The data below should be printed in full, exactly, and without any of its images.

--- Data shown ---

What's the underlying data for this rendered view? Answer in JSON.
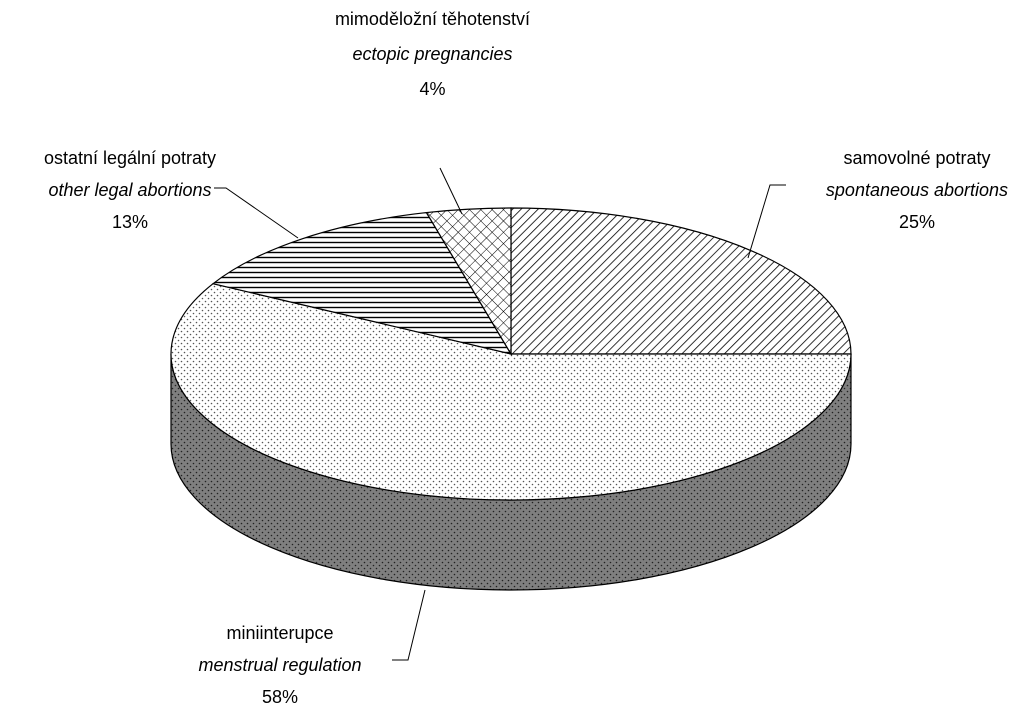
{
  "chart_data": {
    "type": "pie3d",
    "categories": [
      "samovolné potraty",
      "miniinterupce",
      "ostatní legální potraty",
      "mimoděložní těhotenství"
    ],
    "categories_en": [
      "spontaneous abortions",
      "menstrual regulation",
      "other legal abortions",
      "ectopic pregnancies"
    ],
    "values": [
      25,
      58,
      13,
      4
    ],
    "value_labels": [
      "25%",
      "58%",
      "13%",
      "4%"
    ]
  }
}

---

Solution to this exercise:
What's the underlying data for this rendered view? Answer in JSON.
{
  "chart_data": {
    "type": "pie3d",
    "categories": [
      "samovolné potraty",
      "miniinterupce",
      "ostatní legální potraty",
      "mimoděložní těhotenství"
    ],
    "categories_en": [
      "spontaneous abortions",
      "menstrual regulation",
      "other legal abortions",
      "ectopic pregnancies"
    ],
    "values": [
      25,
      58,
      13,
      4
    ],
    "value_labels": [
      "25%",
      "58%",
      "13%",
      "4%"
    ]
  }
}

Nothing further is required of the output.